* [INPUT]:

◆ ◆ ◆

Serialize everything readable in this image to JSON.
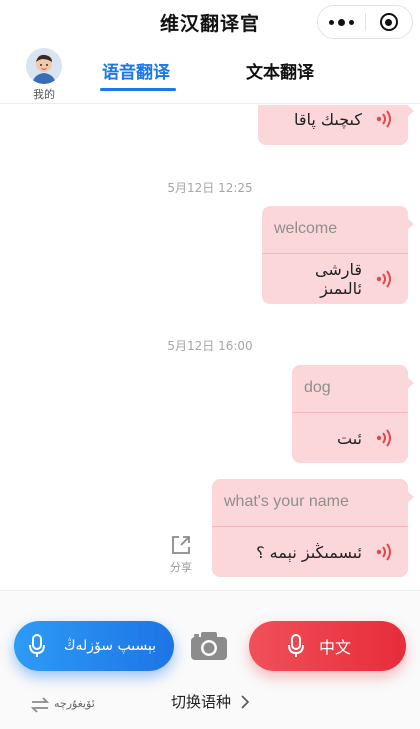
{
  "header": {
    "title": "维汉翻译官"
  },
  "tabs": {
    "me_label": "我的",
    "voice": "语音翻译",
    "text": "文本翻译"
  },
  "messages": [
    {
      "target": "كىچىك پاقا"
    },
    {
      "time": "5月12日 12:25",
      "source": "welcome",
      "target": "قارشى ئالىمىز"
    },
    {
      "time": "5月12日 16:00",
      "source": "dog",
      "target": "ئىت"
    },
    {
      "source": "what's your name",
      "target": "ئىسمىڭىز نېمە ؟"
    }
  ],
  "share_label": "分享",
  "bottom": {
    "uyghur_button": "بېسىپ سۆزلەڭ",
    "chinese_button": "中文",
    "switch_uyghur": "ئۆيغۇرچە",
    "switch_lang": "切换语种"
  },
  "colors": {
    "accent_blue": "#1a78e8",
    "accent_red": "#e82c3a",
    "bubble_pink": "#fcd7d9"
  }
}
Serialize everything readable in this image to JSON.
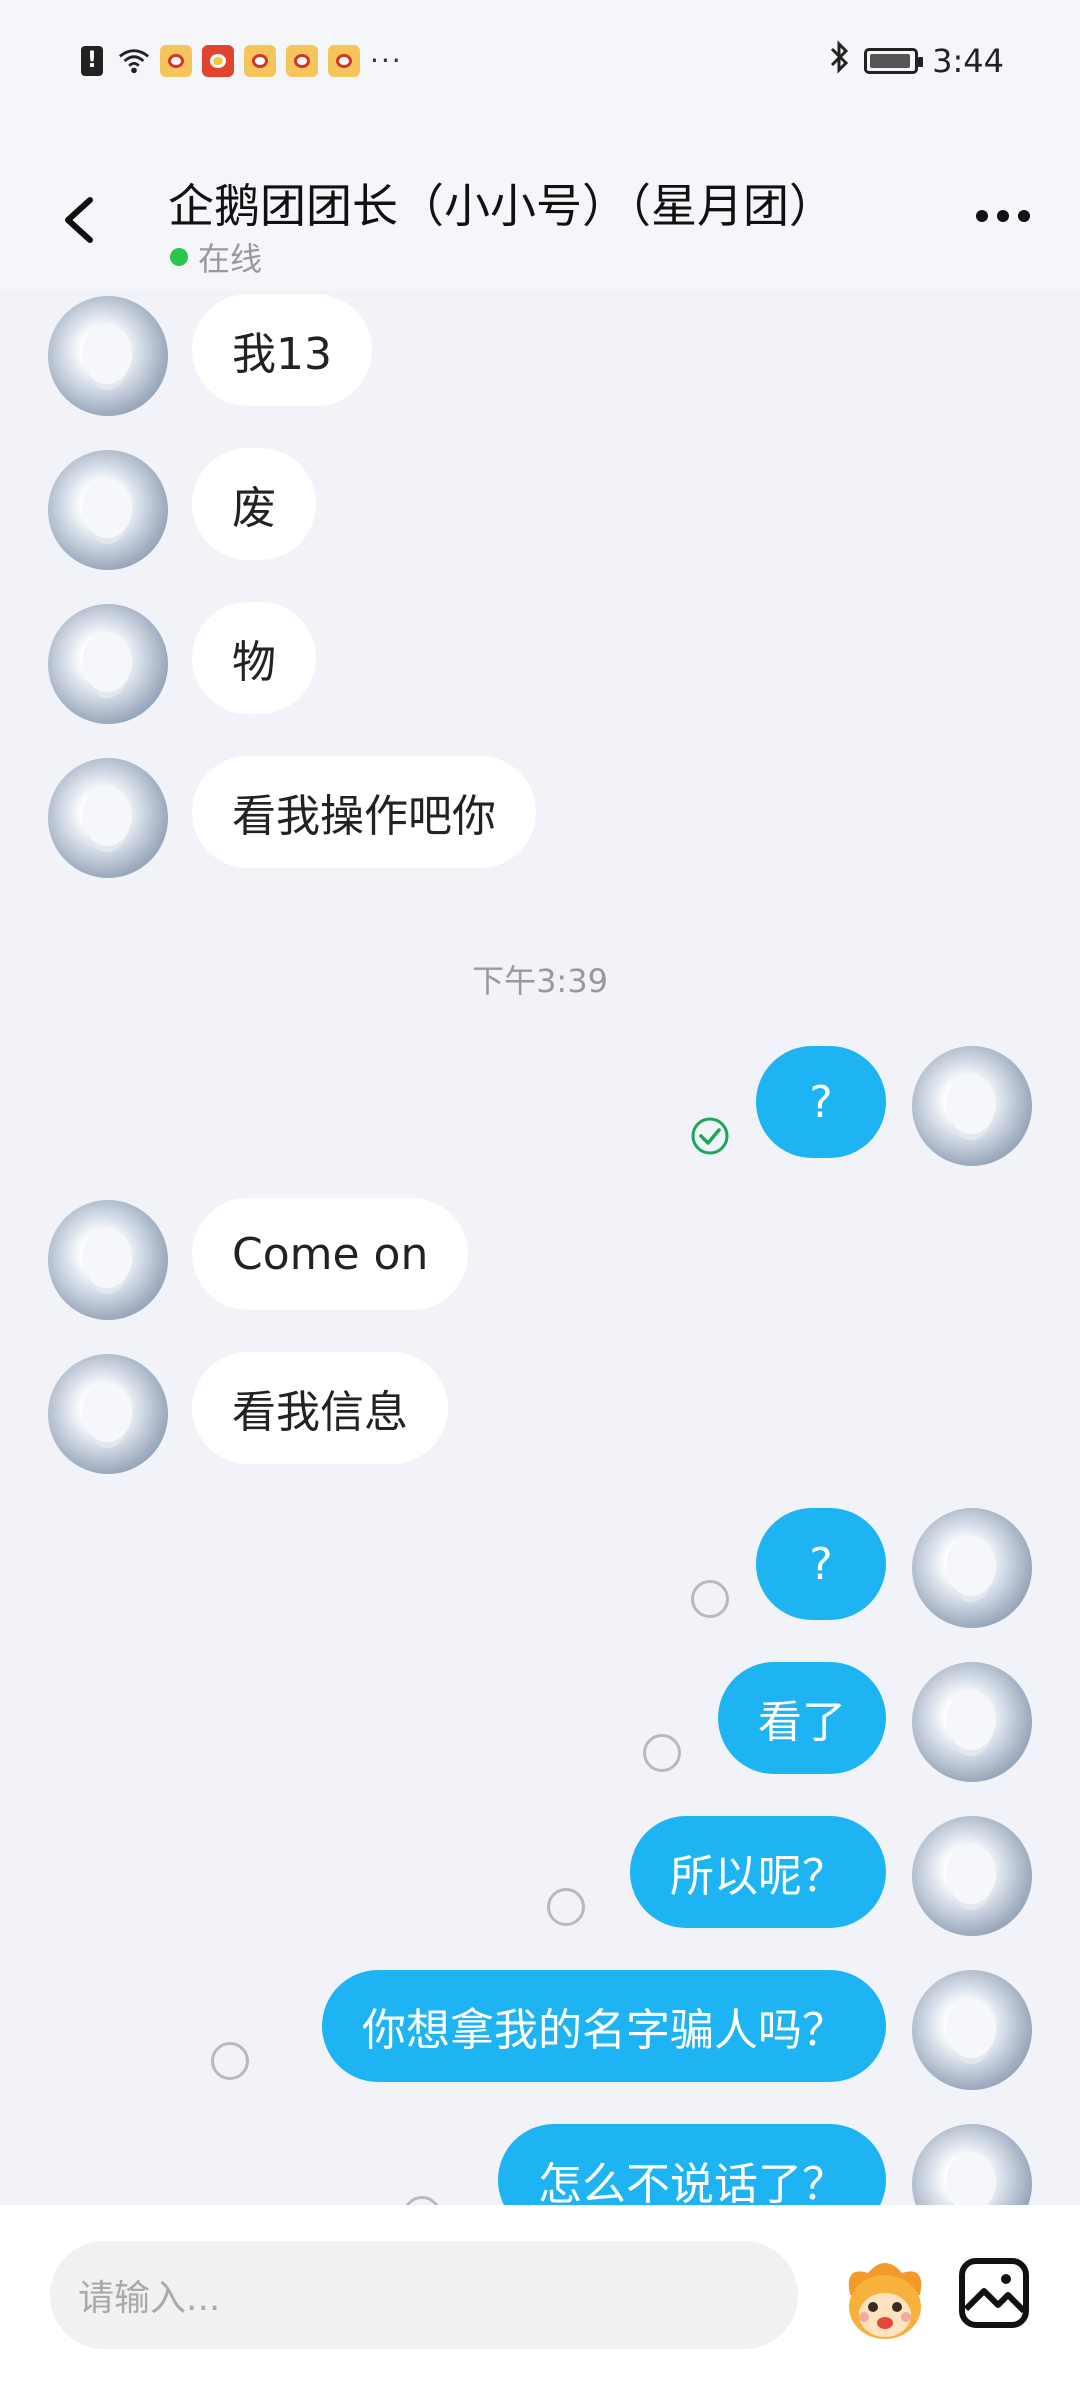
{
  "status_bar": {
    "time": "3:44",
    "more": "···",
    "icons": [
      "alert-icon",
      "wifi-icon",
      "weibo-icon",
      "qq-app-icon",
      "weibo-icon",
      "weibo-icon",
      "weibo-icon",
      "bluetooth-icon",
      "battery-icon"
    ]
  },
  "header": {
    "title": "企鹅团团长（小小号）（星月团）",
    "status": "在线"
  },
  "chat": {
    "messages_before": [
      {
        "direction": "in",
        "text": "我13"
      },
      {
        "direction": "in",
        "text": "废"
      },
      {
        "direction": "in",
        "text": "物"
      },
      {
        "direction": "in",
        "text": "看我操作吧你"
      }
    ],
    "timestamp": "下午3:39",
    "messages_after": [
      {
        "direction": "out",
        "text": "?",
        "status": "read"
      },
      {
        "direction": "in",
        "text": "Come on"
      },
      {
        "direction": "in",
        "text": "看我信息"
      },
      {
        "direction": "out",
        "text": "?",
        "status": "sent"
      },
      {
        "direction": "out",
        "text": "看了",
        "status": "sent"
      },
      {
        "direction": "out",
        "text": "所以呢？",
        "status": "sent"
      },
      {
        "direction": "out",
        "text": "你想拿我的名字骗人吗？",
        "status": "sent"
      },
      {
        "direction": "out",
        "text": "怎么不说话了？",
        "status": "sent"
      }
    ]
  },
  "input": {
    "placeholder": "请输入..."
  },
  "colors": {
    "outgoing_bubble": "#1eb4f4",
    "incoming_bubble": "#ffffff",
    "online_dot": "#28c64c",
    "read_check": "#19a85a"
  }
}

◆ ◆ ◆

* [WHAT YOU SHOULD DO]:
Can the entries above be repeated exactly, without their pictures?

* [FULL ANSWER]:
Serialize everything readable in this image to JSON.
{
  "header": {
    "title": "维汉翻译官"
  },
  "tabs": {
    "me_label": "我的",
    "voice": "语音翻译",
    "text": "文本翻译"
  },
  "messages": [
    {
      "target": "كىچىك پاقا"
    },
    {
      "time": "5月12日 12:25",
      "source": "welcome",
      "target": "قارشى ئالىمىز"
    },
    {
      "time": "5月12日 16:00",
      "source": "dog",
      "target": "ئىت"
    },
    {
      "source": "what's your name",
      "target": "ئىسمىڭىز نېمە ؟"
    }
  ],
  "share_label": "分享",
  "bottom": {
    "uyghur_button": "بېسىپ سۆزلەڭ",
    "chinese_button": "中文",
    "switch_uyghur": "ئۆيغۇرچە",
    "switch_lang": "切换语种"
  },
  "colors": {
    "accent_blue": "#1a78e8",
    "accent_red": "#e82c3a",
    "bubble_pink": "#fcd7d9"
  }
}
Serialize everything readable in this image to JSON.
{
  "status_bar": {
    "time": "3:44",
    "more": "···",
    "icons": [
      "alert-icon",
      "wifi-icon",
      "weibo-icon",
      "qq-app-icon",
      "weibo-icon",
      "weibo-icon",
      "weibo-icon",
      "bluetooth-icon",
      "battery-icon"
    ]
  },
  "header": {
    "title": "企鹅团团长（小小号）（星月团）",
    "status": "在线"
  },
  "chat": {
    "messages_before": [
      {
        "direction": "in",
        "text": "我13"
      },
      {
        "direction": "in",
        "text": "废"
      },
      {
        "direction": "in",
        "text": "物"
      },
      {
        "direction": "in",
        "text": "看我操作吧你"
      }
    ],
    "timestamp": "下午3:39",
    "messages_after": [
      {
        "direction": "out",
        "text": "?",
        "status": "read"
      },
      {
        "direction": "in",
        "text": "Come on"
      },
      {
        "direction": "in",
        "text": "看我信息"
      },
      {
        "direction": "out",
        "text": "?",
        "status": "sent"
      },
      {
        "direction": "out",
        "text": "看了",
        "status": "sent"
      },
      {
        "direction": "out",
        "text": "所以呢？",
        "status": "sent"
      },
      {
        "direction": "out",
        "text": "你想拿我的名字骗人吗？",
        "status": "sent"
      },
      {
        "direction": "out",
        "text": "怎么不说话了？",
        "status": "sent"
      }
    ]
  },
  "input": {
    "placeholder": "请输入..."
  },
  "colors": {
    "outgoing_bubble": "#1eb4f4",
    "incoming_bubble": "#ffffff",
    "online_dot": "#28c64c",
    "read_check": "#19a85a"
  }
}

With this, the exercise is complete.